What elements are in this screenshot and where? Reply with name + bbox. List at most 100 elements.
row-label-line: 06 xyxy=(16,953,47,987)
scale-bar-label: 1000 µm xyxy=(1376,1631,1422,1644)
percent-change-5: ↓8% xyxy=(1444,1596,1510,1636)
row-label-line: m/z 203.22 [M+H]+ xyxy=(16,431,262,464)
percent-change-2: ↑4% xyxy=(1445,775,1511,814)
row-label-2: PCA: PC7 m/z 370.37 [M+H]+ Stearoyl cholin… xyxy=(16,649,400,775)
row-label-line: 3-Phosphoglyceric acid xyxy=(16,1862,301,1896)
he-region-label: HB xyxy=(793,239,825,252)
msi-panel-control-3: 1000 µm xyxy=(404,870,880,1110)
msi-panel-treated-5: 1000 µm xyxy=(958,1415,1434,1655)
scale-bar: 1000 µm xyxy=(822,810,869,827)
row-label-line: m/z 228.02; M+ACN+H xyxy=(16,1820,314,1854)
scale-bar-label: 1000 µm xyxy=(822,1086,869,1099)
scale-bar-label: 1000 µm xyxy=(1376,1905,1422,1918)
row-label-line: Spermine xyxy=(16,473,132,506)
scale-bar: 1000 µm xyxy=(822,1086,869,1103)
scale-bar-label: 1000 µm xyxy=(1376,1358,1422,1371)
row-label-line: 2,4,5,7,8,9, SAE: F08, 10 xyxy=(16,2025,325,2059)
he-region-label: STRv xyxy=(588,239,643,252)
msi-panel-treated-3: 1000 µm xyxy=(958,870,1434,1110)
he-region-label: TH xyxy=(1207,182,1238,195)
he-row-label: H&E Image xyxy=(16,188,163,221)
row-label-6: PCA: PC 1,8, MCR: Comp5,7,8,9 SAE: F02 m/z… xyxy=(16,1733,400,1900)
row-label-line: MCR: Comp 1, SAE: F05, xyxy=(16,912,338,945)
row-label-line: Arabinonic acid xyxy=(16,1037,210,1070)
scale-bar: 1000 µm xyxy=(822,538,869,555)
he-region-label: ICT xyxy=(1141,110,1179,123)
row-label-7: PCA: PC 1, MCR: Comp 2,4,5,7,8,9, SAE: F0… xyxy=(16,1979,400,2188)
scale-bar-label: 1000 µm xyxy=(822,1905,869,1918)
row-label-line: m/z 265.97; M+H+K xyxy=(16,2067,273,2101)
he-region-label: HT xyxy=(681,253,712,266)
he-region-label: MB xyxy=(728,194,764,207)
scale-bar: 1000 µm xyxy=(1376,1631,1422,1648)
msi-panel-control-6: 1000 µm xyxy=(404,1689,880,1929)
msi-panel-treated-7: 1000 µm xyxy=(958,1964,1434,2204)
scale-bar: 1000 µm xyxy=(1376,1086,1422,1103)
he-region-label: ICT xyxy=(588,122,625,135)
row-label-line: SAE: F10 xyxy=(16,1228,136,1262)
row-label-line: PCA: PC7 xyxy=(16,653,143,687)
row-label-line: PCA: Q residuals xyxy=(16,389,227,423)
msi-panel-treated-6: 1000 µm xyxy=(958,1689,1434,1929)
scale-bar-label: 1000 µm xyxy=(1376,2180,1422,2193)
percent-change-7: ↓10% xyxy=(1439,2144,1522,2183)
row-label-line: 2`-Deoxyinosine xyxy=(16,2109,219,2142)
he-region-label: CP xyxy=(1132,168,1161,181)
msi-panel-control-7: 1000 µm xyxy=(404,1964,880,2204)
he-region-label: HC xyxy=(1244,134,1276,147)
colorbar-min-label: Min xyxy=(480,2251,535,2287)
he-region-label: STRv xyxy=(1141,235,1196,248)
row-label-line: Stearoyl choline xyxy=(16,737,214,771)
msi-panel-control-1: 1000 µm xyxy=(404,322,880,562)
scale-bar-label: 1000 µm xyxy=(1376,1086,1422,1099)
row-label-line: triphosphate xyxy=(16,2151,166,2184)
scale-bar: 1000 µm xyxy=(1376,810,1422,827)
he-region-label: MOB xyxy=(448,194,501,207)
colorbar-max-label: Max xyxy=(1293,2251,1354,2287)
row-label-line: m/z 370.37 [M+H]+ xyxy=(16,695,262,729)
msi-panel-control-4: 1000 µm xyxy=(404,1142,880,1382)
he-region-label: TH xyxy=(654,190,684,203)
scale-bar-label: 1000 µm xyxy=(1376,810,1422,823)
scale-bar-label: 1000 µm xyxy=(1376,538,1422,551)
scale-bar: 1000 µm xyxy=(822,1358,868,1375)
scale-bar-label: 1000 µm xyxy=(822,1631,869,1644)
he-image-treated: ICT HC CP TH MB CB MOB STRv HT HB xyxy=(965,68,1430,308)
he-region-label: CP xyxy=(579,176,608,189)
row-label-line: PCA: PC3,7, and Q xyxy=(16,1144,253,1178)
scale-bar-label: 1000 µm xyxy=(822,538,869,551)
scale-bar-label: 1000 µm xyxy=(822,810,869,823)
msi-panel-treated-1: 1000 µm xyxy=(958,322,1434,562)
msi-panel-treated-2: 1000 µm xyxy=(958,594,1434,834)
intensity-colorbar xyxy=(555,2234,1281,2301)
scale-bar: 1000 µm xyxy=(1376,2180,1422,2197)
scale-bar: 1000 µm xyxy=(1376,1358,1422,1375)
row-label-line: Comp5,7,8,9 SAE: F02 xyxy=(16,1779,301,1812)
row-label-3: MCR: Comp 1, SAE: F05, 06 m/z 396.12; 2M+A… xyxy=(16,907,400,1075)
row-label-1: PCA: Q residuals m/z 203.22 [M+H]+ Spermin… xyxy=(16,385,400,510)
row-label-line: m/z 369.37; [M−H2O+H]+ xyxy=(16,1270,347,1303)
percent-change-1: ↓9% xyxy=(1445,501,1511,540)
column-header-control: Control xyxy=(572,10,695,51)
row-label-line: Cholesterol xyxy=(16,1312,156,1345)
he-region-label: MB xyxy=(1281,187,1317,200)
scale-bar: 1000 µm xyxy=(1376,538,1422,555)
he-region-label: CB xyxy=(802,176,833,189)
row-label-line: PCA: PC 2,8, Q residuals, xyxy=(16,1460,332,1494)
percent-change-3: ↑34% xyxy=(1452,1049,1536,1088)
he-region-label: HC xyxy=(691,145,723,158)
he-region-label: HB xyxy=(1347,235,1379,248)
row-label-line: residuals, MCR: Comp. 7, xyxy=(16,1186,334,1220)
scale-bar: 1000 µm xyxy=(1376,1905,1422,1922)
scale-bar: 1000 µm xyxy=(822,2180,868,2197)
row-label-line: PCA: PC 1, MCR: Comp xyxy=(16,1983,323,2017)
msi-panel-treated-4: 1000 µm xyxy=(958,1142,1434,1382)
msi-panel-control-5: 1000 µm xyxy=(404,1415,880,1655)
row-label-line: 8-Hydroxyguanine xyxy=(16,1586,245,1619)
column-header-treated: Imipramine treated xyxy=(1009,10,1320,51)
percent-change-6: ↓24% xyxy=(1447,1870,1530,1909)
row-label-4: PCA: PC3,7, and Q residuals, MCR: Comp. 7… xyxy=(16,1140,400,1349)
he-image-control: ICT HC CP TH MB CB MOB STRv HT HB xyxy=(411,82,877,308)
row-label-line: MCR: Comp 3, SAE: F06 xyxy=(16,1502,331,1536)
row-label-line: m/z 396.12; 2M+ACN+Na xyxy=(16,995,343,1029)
-*-*-
| Given request |
Write out the entries above word for word, from the first line through the line containing "he-row-label: H&E Image xyxy=(16,188,163,221)", including both of those lines.

| Written solution |
What elements are in this screenshot and where? Reply with name + bbox. List at most 100 elements.
row-label-line: 06 xyxy=(16,953,47,987)
scale-bar-label: 1000 µm xyxy=(1376,1631,1422,1644)
percent-change-5: ↓8% xyxy=(1444,1596,1510,1636)
row-label-line: m/z 203.22 [M+H]+ xyxy=(16,431,262,464)
percent-change-2: ↑4% xyxy=(1445,775,1511,814)
row-label-2: PCA: PC7 m/z 370.37 [M+H]+ Stearoyl cholin… xyxy=(16,649,400,775)
row-label-line: 3-Phosphoglyceric acid xyxy=(16,1862,301,1896)
he-region-label: HB xyxy=(793,239,825,252)
msi-panel-control-3: 1000 µm xyxy=(404,870,880,1110)
msi-panel-treated-5: 1000 µm xyxy=(958,1415,1434,1655)
scale-bar: 1000 µm xyxy=(822,810,869,827)
row-label-line: m/z 228.02; M+ACN+H xyxy=(16,1820,314,1854)
scale-bar-label: 1000 µm xyxy=(822,1086,869,1099)
scale-bar-label: 1000 µm xyxy=(1376,1905,1422,1918)
row-label-line: Spermine xyxy=(16,473,132,506)
scale-bar: 1000 µm xyxy=(822,1086,869,1103)
scale-bar-label: 1000 µm xyxy=(1376,1358,1422,1371)
row-label-line: 2,4,5,7,8,9, SAE: F08, 10 xyxy=(16,2025,325,2059)
he-region-label: STRv xyxy=(588,239,643,252)
msi-panel-treated-3: 1000 µm xyxy=(958,870,1434,1110)
he-region-label: TH xyxy=(1207,182,1238,195)
he-row-label: H&E Image xyxy=(16,188,163,221)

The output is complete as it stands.